» **DIRECTIONS**
State how many lines in these records contain the word "Pythia", and nothing else.

(Figure content listings)
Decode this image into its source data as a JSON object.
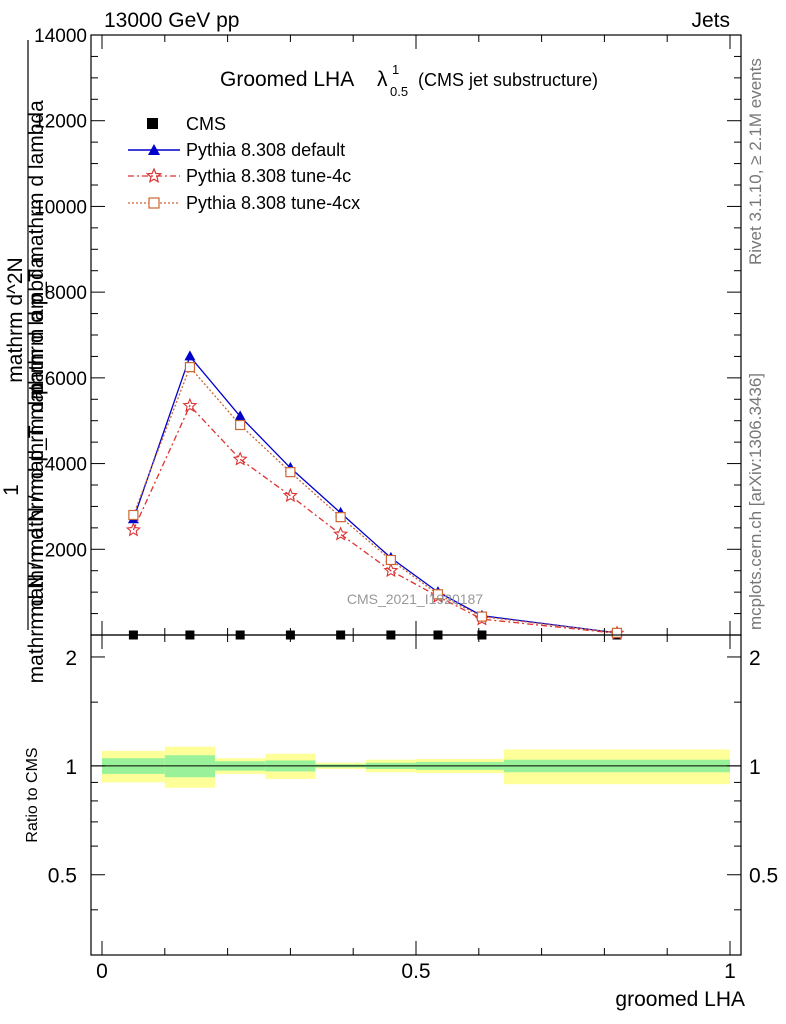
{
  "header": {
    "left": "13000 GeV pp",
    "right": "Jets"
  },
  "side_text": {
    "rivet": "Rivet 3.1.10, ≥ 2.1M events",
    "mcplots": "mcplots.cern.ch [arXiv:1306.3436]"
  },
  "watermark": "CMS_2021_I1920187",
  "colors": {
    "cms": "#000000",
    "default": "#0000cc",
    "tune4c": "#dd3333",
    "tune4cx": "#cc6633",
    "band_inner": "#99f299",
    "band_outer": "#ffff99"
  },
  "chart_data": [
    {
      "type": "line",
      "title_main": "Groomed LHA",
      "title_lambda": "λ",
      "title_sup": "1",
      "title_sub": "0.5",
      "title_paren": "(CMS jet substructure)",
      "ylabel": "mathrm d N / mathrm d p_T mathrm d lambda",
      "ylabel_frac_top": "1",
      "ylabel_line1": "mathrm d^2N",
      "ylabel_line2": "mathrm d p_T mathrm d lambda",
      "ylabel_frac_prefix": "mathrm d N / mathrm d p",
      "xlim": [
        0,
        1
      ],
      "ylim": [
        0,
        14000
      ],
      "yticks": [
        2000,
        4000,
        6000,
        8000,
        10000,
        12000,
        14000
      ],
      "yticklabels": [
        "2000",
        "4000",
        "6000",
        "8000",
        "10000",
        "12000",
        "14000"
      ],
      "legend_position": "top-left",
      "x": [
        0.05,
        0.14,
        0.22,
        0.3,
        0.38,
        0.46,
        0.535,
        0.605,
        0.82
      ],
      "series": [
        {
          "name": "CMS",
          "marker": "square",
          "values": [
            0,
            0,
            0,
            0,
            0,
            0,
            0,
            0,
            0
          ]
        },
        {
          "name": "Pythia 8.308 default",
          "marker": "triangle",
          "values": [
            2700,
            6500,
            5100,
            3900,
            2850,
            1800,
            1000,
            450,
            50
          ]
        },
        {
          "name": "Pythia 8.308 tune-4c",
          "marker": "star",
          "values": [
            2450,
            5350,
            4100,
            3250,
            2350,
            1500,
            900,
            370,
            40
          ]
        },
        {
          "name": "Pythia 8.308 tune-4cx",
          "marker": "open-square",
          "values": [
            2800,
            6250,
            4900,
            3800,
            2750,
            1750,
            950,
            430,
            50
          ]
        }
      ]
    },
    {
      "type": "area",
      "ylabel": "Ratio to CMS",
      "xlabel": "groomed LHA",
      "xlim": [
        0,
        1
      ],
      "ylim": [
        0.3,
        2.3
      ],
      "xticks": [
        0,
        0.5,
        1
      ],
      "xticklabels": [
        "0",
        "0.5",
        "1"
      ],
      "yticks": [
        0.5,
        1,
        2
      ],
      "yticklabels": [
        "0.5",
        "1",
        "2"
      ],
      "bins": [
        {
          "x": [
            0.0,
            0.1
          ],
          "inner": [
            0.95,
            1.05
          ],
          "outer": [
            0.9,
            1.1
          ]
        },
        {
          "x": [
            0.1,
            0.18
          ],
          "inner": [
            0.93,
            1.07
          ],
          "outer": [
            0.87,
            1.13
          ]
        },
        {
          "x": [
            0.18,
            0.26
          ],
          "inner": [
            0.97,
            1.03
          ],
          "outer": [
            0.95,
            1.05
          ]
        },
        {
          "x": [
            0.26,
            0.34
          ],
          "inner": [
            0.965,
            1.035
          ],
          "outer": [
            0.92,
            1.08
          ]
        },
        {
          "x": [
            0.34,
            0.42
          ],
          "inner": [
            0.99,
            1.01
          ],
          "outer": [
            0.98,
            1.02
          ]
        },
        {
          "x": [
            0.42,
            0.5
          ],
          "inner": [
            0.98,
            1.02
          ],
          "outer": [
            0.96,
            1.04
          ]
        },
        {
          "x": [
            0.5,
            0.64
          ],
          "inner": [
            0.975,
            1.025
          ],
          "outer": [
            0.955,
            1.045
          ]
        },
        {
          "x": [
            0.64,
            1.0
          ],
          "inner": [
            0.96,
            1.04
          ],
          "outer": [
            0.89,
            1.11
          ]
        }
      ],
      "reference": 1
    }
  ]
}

» **FINISHED ANSWER**
3